> DIRECTION
The data below should be restated word for word, with every picture omitted.

> MATERIAL FOR THIS TASK
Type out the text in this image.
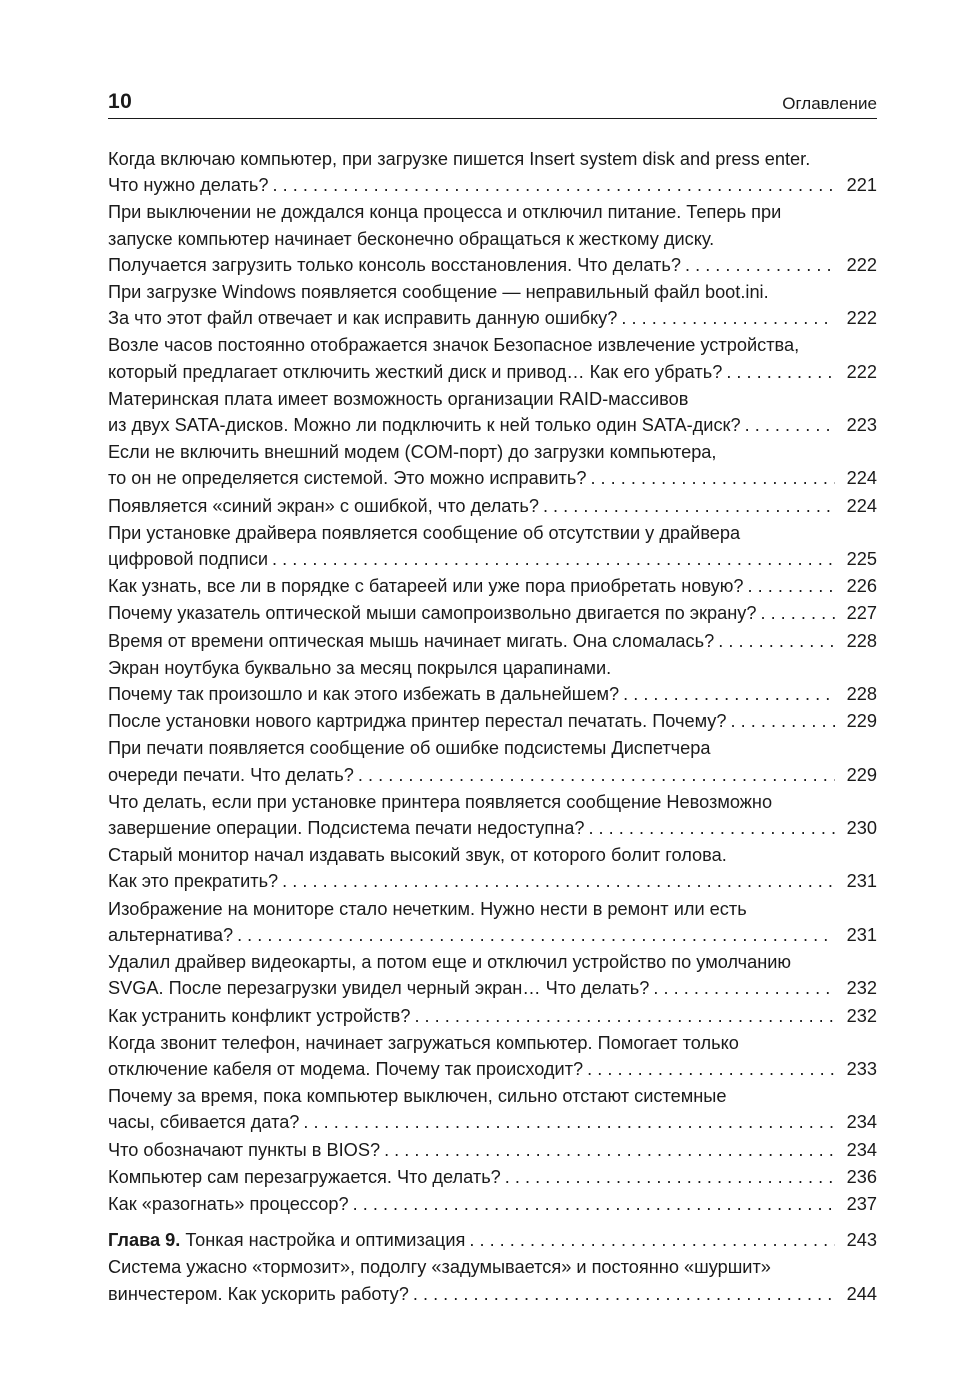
10	Оглавление
Когда включаю компьютер, при загрузке пишется Insert system disk and press enter.
Что нужно делать? . . .	221
При выключении не дождался конца процесса и отключил питание. Теперь при
запуске компьютер начинает бесконечно обращаться к жесткому диску.
Получается загрузить только консоль восстановления. Что делать? . . .	222
При загрузке Windows появляется сообщение — неправильный файл boot.ini.
За что этот файл отвечает и как исправить данную ошибку? . . .	222
Возле часов постоянно отображается значок Безопасное извлечение устройства,
который предлагает отключить жесткий диск и привод… Как его убрать? . . .	222
Материнская плата имеет возможность организации RAID-массивов
из двух SATA-дисков. Можно ли подключить к ней только один SATA-диск? . . .	223
Если не включить внешний модем (COM-порт) до загрузки компьютера,
то он не определяется системой. Это можно исправить? . . .	224
Появляется «синий экран» с ошибкой, что делать? . . .	224
При установке драйвера появляется сообщение об отсутствии у драйвера
цифровой подписи . . .	225
Как узнать, все ли в порядке с батареей или уже пора приобретать новую? . . .	226
Почему указатель оптической мыши самопроизвольно двигается по экрану? . . .	227
Время от времени оптическая мышь начинает мигать. Она сломалась? . . .	228
Экран ноутбука буквально за месяц покрылся царапинами.
Почему так произошло и как этого избежать в дальнейшем? . . .	228
После установки нового картриджа принтер перестал печатать. Почему? . . .	229
При печати появляется сообщение об ошибке подсистемы Диспетчера
очереди печати. Что делать? . . .	229
Что делать, если при установке принтера появляется сообщение Невозможно
завершение операции. Подсистема печати недоступна? . . .	230
Старый монитор начал издавать высокий звук, от которого болит голова.
Как это прекратить? . . .	231
Изображение на мониторе стало нечетким. Нужно нести в ремонт или есть
альтернатива? . . .	231
Удалил драйвер видеокарты, а потом еще и отключил устройство по умолчанию
SVGA. После перезагрузки увидел черный экран… Что делать? . . .	232
Как устранить конфликт устройств? . . .	232
Когда звонит телефон, начинает загружаться компьютер. Помогает только
отключение кабеля от модема. Почему так происходит? . . .	233
Почему за время, пока компьютер выключен, сильно отстают системные
часы, сбивается дата? . . .	234
Что обозначают пункты в BIOS? . . .	234
Компьютер сам перезагружается. Что делать? . . .	236
Как «разогнать» процессор? . . .	237
Глава 9. Тонкая настройка и оптимизация . . .	243
Система ужасно «тормозит», подолгу «задумывается» и постоянно «шуршит»
винчестером. Как ускорить работу? . . .	244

> SOLUTION TO THIS PROBLEM
Type out the text in this image.
10	Оглавление
Когда включаю компьютер, при загрузке пишется Insert system disk and press enter.
Что нужно делать? . . .	221
При выключении не дождался конца процесса и отключил питание. Теперь при
запуске компьютер начинает бесконечно обращаться к жесткому диску.
Получается загрузить только консоль восстановления. Что делать? . . .	222
При загрузке Windows появляется сообщение — неправильный файл boot.ini.
За что этот файл отвечает и как исправить данную ошибку? . . .	222
Возле часов постоянно отображается значок Безопасное извлечение устройства,
который предлагает отключить жесткий диск и привод… Как его убрать? . . .	222
Материнская плата имеет возможность организации RAID-массивов
из двух SATA-дисков. Можно ли подключить к ней только один SATA-диск? . . .	223
Если не включить внешний модем (COM-порт) до загрузки компьютера,
то он не определяется системой. Это можно исправить? . . .	224
Появляется «синий экран» с ошибкой, что делать? . . .	224
При установке драйвера появляется сообщение об отсутствии у драйвера
цифровой подписи . . .	225
Как узнать, все ли в порядке с батареей или уже пора приобретать новую? . . .	226
Почему указатель оптической мыши самопроизвольно двигается по экрану? . . .	227
Время от времени оптическая мышь начинает мигать. Она сломалась? . . .	228
Экран ноутбука буквально за месяц покрылся царапинами.
Почему так произошло и как этого избежать в дальнейшем? . . .	228
После установки нового картриджа принтер перестал печатать. Почему? . . .	229
При печати появляется сообщение об ошибке подсистемы Диспетчера
очереди печати. Что делать? . . .	229
Что делать, если при установке принтера появляется сообщение Невозможно
завершение операции. Подсистема печати недоступна? . . .	230
Старый монитор начал издавать высокий звук, от которого болит голова.
Как это прекратить? . . .	231
Изображение на мониторе стало нечетким. Нужно нести в ремонт или есть
альтернатива? . . .	231
Удалил драйвер видеокарты, а потом еще и отключил устройство по умолчанию
SVGA. После перезагрузки увидел черный экран… Что делать? . . .	232
Как устранить конфликт устройств? . . .	232
Когда звонит телефон, начинает загружаться компьютер. Помогает только
отключение кабеля от модема. Почему так происходит? . . .	233
Почему за время, пока компьютер выключен, сильно отстают системные
часы, сбивается дата? . . .	234
Что обозначают пункты в BIOS? . . .	234
Компьютер сам перезагружается. Что делать? . . .	236
Как «разогнать» процессор? . . .	237
Глава 9. Тонкая настройка и оптимизация . . .	243
Система ужасно «тормозит», подолгу «задумывается» и постоянно «шуршит»
винчестером. Как ускорить работу? . . .	244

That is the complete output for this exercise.